» **Set problem**: Pull each line holding "want" out of the entries below.
####################
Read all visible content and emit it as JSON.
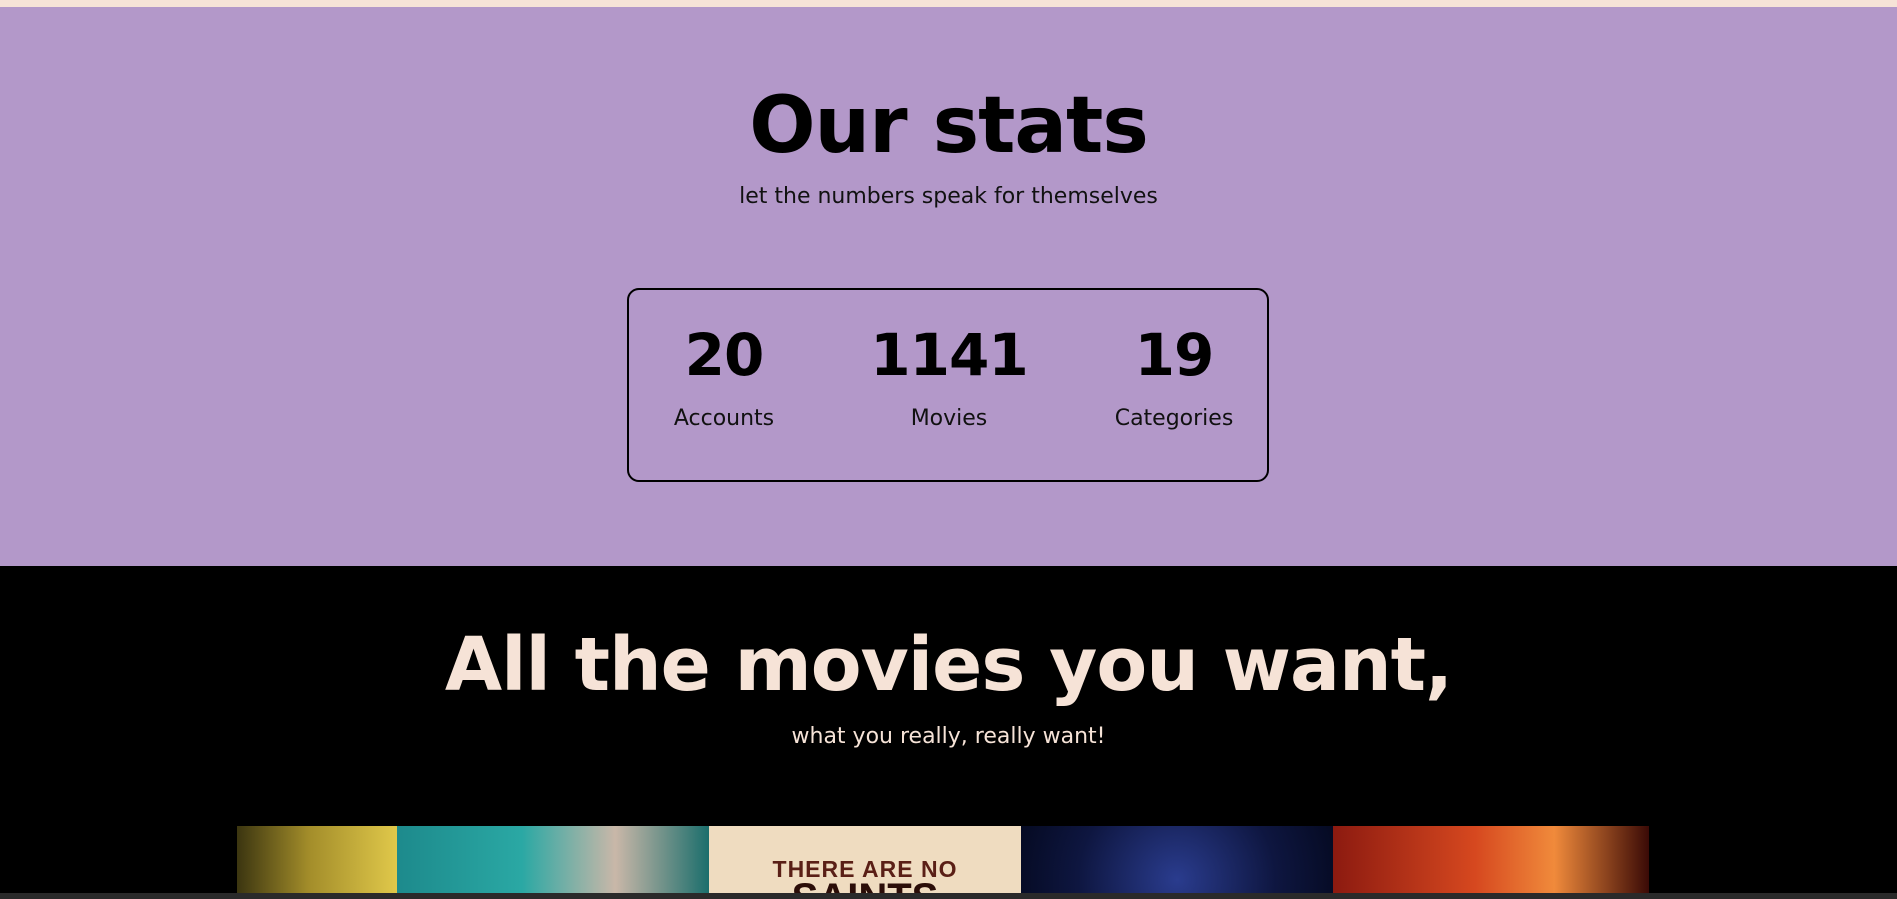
{
  "stats_section": {
    "title": "Our stats",
    "subtitle": "let the numbers speak for themselves",
    "items": [
      {
        "value": "20",
        "label": "Accounts"
      },
      {
        "value": "1141",
        "label": "Movies"
      },
      {
        "value": "19",
        "label": "Categories"
      }
    ]
  },
  "movies_section": {
    "title": "All the movies you want,",
    "subtitle": "what you really, really want!",
    "posters": [
      {
        "text": ""
      },
      {
        "text": ""
      },
      {
        "text": "THERE ARE NO",
        "text2": "SAINTS"
      },
      {
        "text": ""
      },
      {
        "text": ""
      }
    ]
  },
  "colors": {
    "stats_background": "#b398c9",
    "movies_background": "#000000",
    "accent_cream": "#f6e3d7"
  }
}
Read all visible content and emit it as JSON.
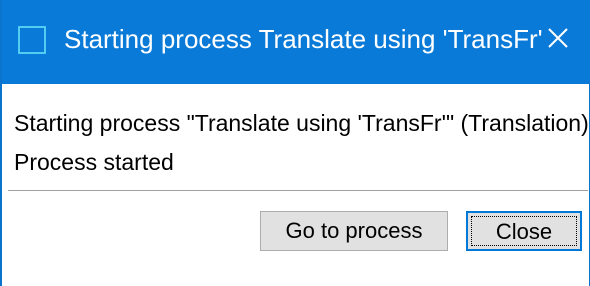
{
  "window": {
    "title": "Starting process Translate using 'TransFr'",
    "app_icon": "window-icon",
    "close_icon": "close-icon",
    "accent_color": "#0a7ad8"
  },
  "message": {
    "line1": "Starting process \"Translate using 'TransFr'\" (Translation).",
    "line2": "Process started"
  },
  "buttons": {
    "go_to_process": "Go to process",
    "close": "Close"
  }
}
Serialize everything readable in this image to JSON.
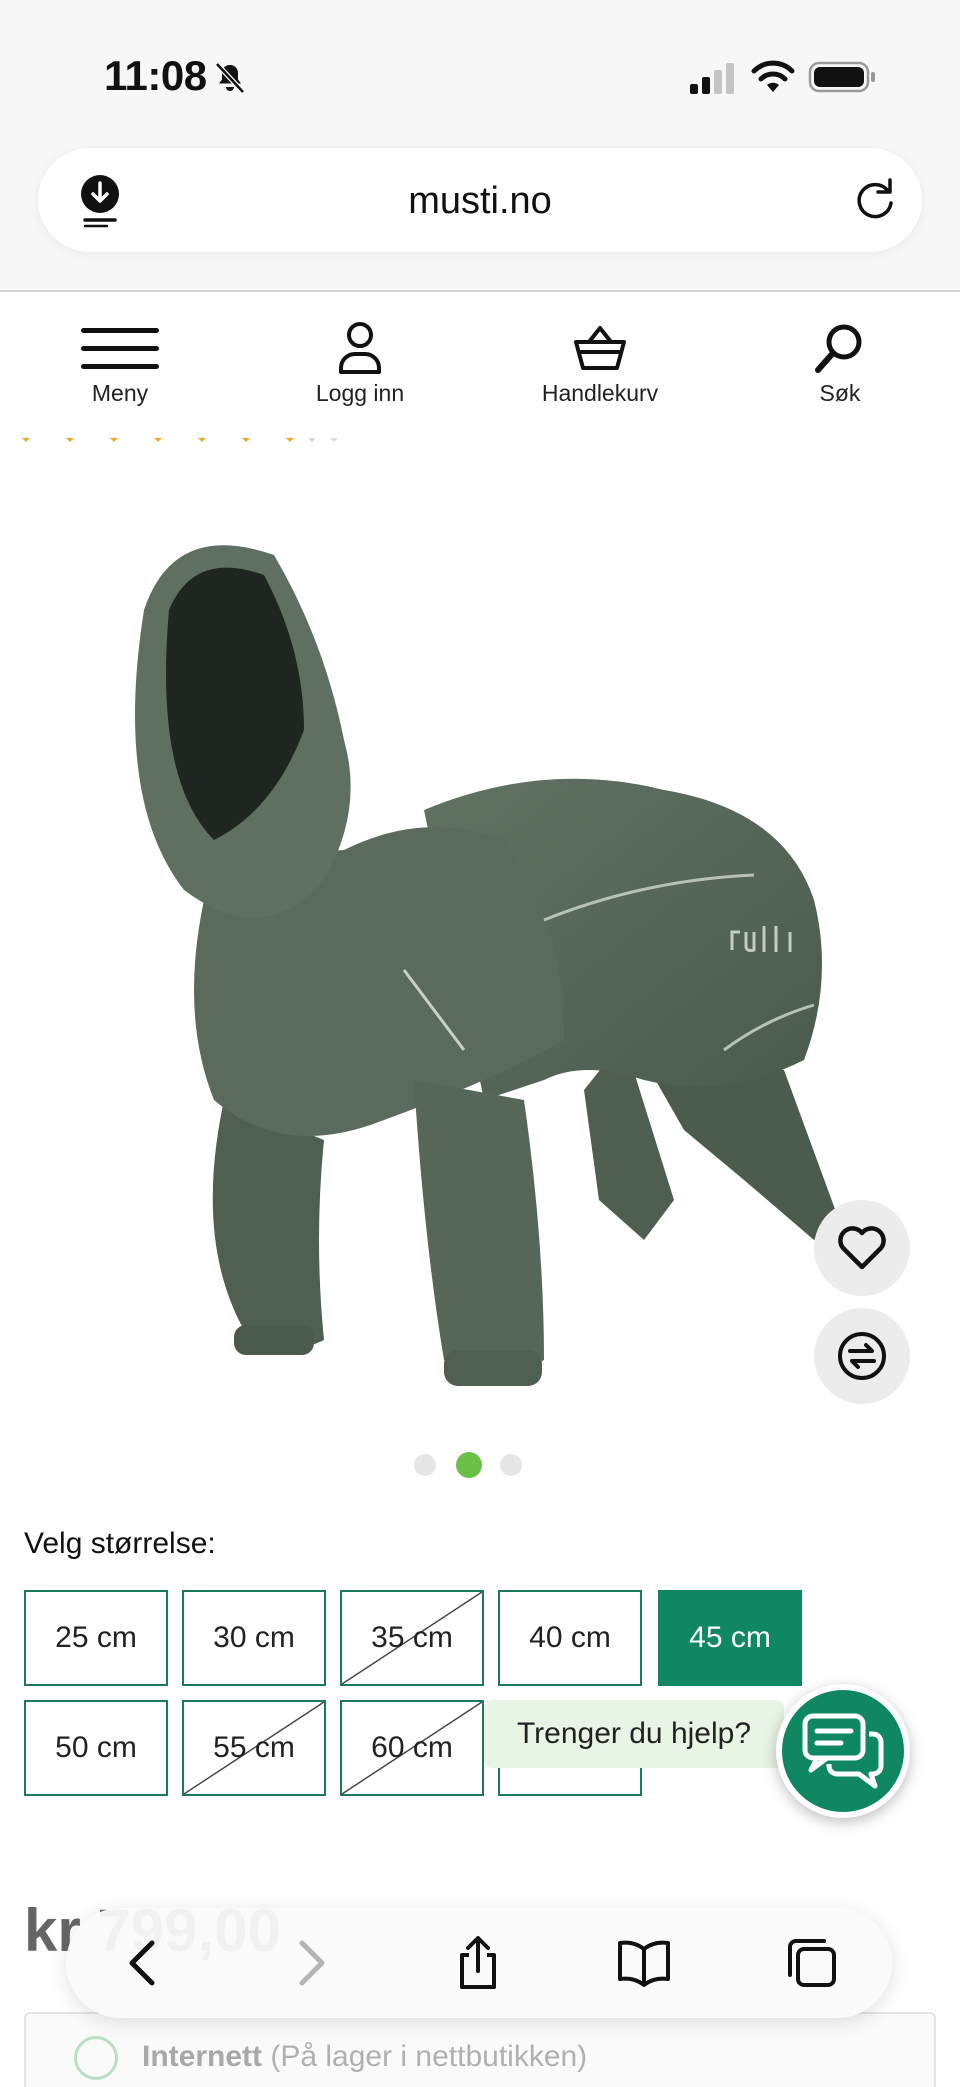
{
  "status_bar": {
    "time": "11:08"
  },
  "browser": {
    "url": "musti.no"
  },
  "nav": {
    "menu_label": "Meny",
    "login_label": "Logg inn",
    "cart_label": "Handlekurv",
    "search_label": "Søk"
  },
  "gallery": {
    "image_count": 3,
    "active_index": 1
  },
  "sizes": {
    "heading": "Velg størrelse:",
    "options": [
      {
        "label": "25 cm",
        "available": true,
        "selected": false
      },
      {
        "label": "30 cm",
        "available": true,
        "selected": false
      },
      {
        "label": "35 cm",
        "available": false,
        "selected": false
      },
      {
        "label": "40 cm",
        "available": true,
        "selected": false
      },
      {
        "label": "45 cm",
        "available": true,
        "selected": true
      },
      {
        "label": "50 cm",
        "available": true,
        "selected": false
      },
      {
        "label": "55 cm",
        "available": false,
        "selected": false
      },
      {
        "label": "60 cm",
        "available": false,
        "selected": false
      }
    ]
  },
  "help": {
    "label": "Trenger du hjelp?"
  },
  "price": {
    "text": "kr 799,00"
  },
  "stock": {
    "channel": "Internett",
    "note": "(På lager i nettbutikken)"
  },
  "colors": {
    "accent": "#0f8763",
    "active_dot": "#6cc04a",
    "jacket": "#56685a"
  }
}
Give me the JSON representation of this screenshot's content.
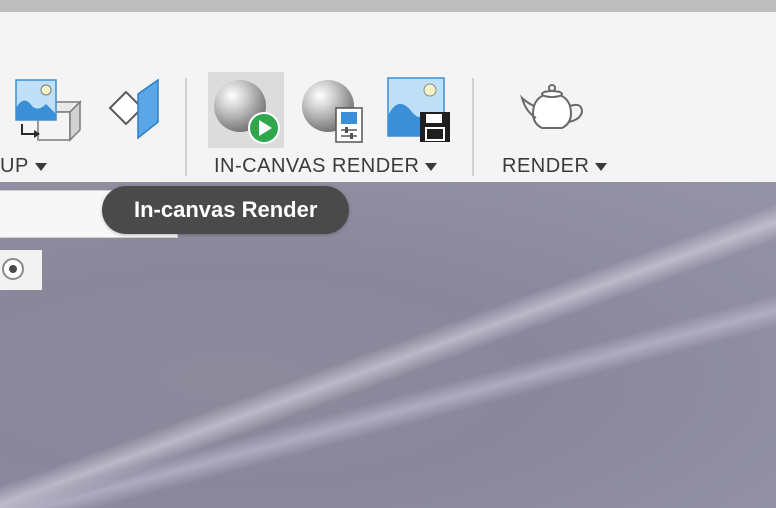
{
  "toolbar": {
    "groups": [
      {
        "label": "UP"
      },
      {
        "label": "IN-CANVAS RENDER"
      },
      {
        "label": "RENDER"
      }
    ]
  },
  "tooltip": {
    "text": "In-canvas Render"
  },
  "colors": {
    "accent_blue": "#3a8fd6",
    "play_green": "#2ea84a",
    "tooltip_bg": "#4a4a4a",
    "active_button_bg": "#dcdcdc"
  },
  "icons": [
    "scene-settings-icon",
    "section-plane-icon",
    "in-canvas-render-icon",
    "in-canvas-render-settings-icon",
    "capture-image-icon",
    "render-teapot-icon"
  ]
}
####################
» **Answer to this task**:
    "title": "All the movies you want,",
    "subtitle": "what you really, really want!",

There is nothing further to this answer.